**What to produce**. All of the data below should be written out exactly.

[Collected data entries]
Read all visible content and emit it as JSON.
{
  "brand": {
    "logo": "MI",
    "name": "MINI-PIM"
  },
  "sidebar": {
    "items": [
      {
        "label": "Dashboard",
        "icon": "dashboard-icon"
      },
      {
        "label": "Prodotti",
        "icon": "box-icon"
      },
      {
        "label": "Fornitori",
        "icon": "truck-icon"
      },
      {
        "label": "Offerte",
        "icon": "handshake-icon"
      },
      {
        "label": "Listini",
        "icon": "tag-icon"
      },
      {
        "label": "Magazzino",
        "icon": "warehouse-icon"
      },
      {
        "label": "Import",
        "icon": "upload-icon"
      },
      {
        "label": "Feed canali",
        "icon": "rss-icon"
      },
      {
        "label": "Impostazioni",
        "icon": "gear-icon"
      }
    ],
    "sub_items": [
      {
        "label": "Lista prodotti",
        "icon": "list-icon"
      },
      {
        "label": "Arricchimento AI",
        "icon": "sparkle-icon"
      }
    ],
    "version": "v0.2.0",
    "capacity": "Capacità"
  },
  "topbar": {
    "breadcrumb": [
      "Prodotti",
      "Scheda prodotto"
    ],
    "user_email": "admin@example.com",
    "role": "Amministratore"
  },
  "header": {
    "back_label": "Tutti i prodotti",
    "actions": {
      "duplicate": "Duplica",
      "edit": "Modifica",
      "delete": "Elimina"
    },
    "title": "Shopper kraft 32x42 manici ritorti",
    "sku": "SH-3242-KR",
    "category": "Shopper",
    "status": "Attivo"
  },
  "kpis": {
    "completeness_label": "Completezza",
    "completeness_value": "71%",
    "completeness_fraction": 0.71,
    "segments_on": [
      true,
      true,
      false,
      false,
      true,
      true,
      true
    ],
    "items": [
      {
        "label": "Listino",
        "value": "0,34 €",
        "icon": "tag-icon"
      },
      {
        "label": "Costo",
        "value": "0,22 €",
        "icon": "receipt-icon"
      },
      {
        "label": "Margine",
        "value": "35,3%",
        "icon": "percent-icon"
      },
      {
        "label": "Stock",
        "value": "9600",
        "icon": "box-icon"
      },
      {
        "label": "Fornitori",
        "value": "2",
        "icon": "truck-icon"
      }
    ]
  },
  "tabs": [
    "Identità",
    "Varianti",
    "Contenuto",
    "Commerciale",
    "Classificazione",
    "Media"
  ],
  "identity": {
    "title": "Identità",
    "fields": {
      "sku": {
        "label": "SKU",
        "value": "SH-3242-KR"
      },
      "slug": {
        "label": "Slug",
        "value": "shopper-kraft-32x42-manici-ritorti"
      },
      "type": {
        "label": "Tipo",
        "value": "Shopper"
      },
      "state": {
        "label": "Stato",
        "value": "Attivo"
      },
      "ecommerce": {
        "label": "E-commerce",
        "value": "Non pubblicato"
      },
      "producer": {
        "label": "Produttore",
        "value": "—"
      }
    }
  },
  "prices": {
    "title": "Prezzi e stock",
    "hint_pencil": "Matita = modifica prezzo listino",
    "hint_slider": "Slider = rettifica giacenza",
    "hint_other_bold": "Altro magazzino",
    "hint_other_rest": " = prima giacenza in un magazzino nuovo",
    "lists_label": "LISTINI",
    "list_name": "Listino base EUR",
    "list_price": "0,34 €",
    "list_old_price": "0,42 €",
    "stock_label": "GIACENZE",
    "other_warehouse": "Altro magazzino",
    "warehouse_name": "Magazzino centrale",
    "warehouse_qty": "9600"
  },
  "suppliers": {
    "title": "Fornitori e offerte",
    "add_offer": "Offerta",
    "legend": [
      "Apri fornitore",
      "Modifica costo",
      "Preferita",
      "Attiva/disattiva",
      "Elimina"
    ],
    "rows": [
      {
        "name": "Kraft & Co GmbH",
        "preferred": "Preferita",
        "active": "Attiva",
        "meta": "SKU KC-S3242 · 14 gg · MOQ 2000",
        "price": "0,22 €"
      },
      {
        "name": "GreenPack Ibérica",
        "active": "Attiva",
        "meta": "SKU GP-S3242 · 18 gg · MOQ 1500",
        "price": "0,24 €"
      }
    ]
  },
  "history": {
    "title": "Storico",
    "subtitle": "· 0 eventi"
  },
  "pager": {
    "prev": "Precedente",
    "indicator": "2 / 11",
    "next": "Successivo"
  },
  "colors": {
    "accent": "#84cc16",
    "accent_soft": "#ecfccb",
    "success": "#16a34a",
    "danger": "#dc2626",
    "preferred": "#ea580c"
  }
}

**Output below**.
Read all visible content and emit it as JSON.
{
  "brand": {
    "logo": "MI",
    "name": "MINI-PIM"
  },
  "sidebar": {
    "items": [
      {
        "label": "Dashboard",
        "icon": "dashboard-icon"
      },
      {
        "label": "Prodotti",
        "icon": "box-icon"
      },
      {
        "label": "Fornitori",
        "icon": "truck-icon"
      },
      {
        "label": "Offerte",
        "icon": "handshake-icon"
      },
      {
        "label": "Listini",
        "icon": "tag-icon"
      },
      {
        "label": "Magazzino",
        "icon": "warehouse-icon"
      },
      {
        "label": "Import",
        "icon": "upload-icon"
      },
      {
        "label": "Feed canali",
        "icon": "rss-icon"
      },
      {
        "label": "Impostazioni",
        "icon": "gear-icon"
      }
    ],
    "sub_items": [
      {
        "label": "Lista prodotti",
        "icon": "list-icon"
      },
      {
        "label": "Arricchimento AI",
        "icon": "sparkle-icon"
      }
    ],
    "version": "v0.2.0",
    "capacity": "Capacità"
  },
  "topbar": {
    "breadcrumb": [
      "Prodotti",
      "Scheda prodotto"
    ],
    "user_email": "admin@example.com",
    "role": "Amministratore"
  },
  "header": {
    "back_label": "Tutti i prodotti",
    "actions": {
      "duplicate": "Duplica",
      "edit": "Modifica",
      "delete": "Elimina"
    },
    "title": "Shopper kraft 32x42 manici ritorti",
    "sku": "SH-3242-KR",
    "category": "Shopper",
    "status": "Attivo"
  },
  "kpis": {
    "completeness_label": "Completezza",
    "completeness_value": "71%",
    "completeness_fraction": 0.71,
    "segments_on": [
      true,
      true,
      false,
      false,
      true,
      true,
      true
    ],
    "items": [
      {
        "label": "Listino",
        "value": "0,34 €",
        "icon": "tag-icon"
      },
      {
        "label": "Costo",
        "value": "0,22 €",
        "icon": "receipt-icon"
      },
      {
        "label": "Margine",
        "value": "35,3%",
        "icon": "percent-icon"
      },
      {
        "label": "Stock",
        "value": "9600",
        "icon": "box-icon"
      },
      {
        "label": "Fornitori",
        "value": "2",
        "icon": "truck-icon"
      }
    ]
  },
  "tabs": [
    "Identità",
    "Varianti",
    "Contenuto",
    "Commerciale",
    "Classificazione",
    "Media"
  ],
  "identity": {
    "title": "Identità",
    "fields": {
      "sku": {
        "label": "SKU",
        "value": "SH-3242-KR"
      },
      "slug": {
        "label": "Slug",
        "value": "shopper-kraft-32x42-manici-ritorti"
      },
      "type": {
        "label": "Tipo",
        "value": "Shopper"
      },
      "state": {
        "label": "Stato",
        "value": "Attivo"
      },
      "ecommerce": {
        "label": "E-commerce",
        "value": "Non pubblicato"
      },
      "producer": {
        "label": "Produttore",
        "value": "—"
      }
    }
  },
  "prices": {
    "title": "Prezzi e stock",
    "hint_pencil": "Matita = modifica prezzo listino",
    "hint_slider": "Slider = rettifica giacenza",
    "hint_other_bold": "Altro magazzino",
    "hint_other_rest": " = prima giacenza in un magazzino nuovo",
    "lists_label": "LISTINI",
    "list_name": "Listino base EUR",
    "list_price": "0,34 €",
    "list_old_price": "0,42 €",
    "stock_label": "GIACENZE",
    "other_warehouse": "Altro magazzino",
    "warehouse_name": "Magazzino centrale",
    "warehouse_qty": "9600"
  },
  "suppliers": {
    "title": "Fornitori e offerte",
    "add_offer": "Offerta",
    "legend": [
      "Apri fornitore",
      "Modifica costo",
      "Preferita",
      "Attiva/disattiva",
      "Elimina"
    ],
    "rows": [
      {
        "name": "Kraft & Co GmbH",
        "preferred": "Preferita",
        "active": "Attiva",
        "meta": "SKU KC-S3242 · 14 gg · MOQ 2000",
        "price": "0,22 €"
      },
      {
        "name": "GreenPack Ibérica",
        "active": "Attiva",
        "meta": "SKU GP-S3242 · 18 gg · MOQ 1500",
        "price": "0,24 €"
      }
    ]
  },
  "history": {
    "title": "Storico",
    "subtitle": "· 0 eventi"
  },
  "pager": {
    "prev": "Precedente",
    "indicator": "2 / 11",
    "next": "Successivo"
  },
  "colors": {
    "accent": "#84cc16",
    "accent_soft": "#ecfccb",
    "success": "#16a34a",
    "danger": "#dc2626",
    "preferred": "#ea580c"
  }
}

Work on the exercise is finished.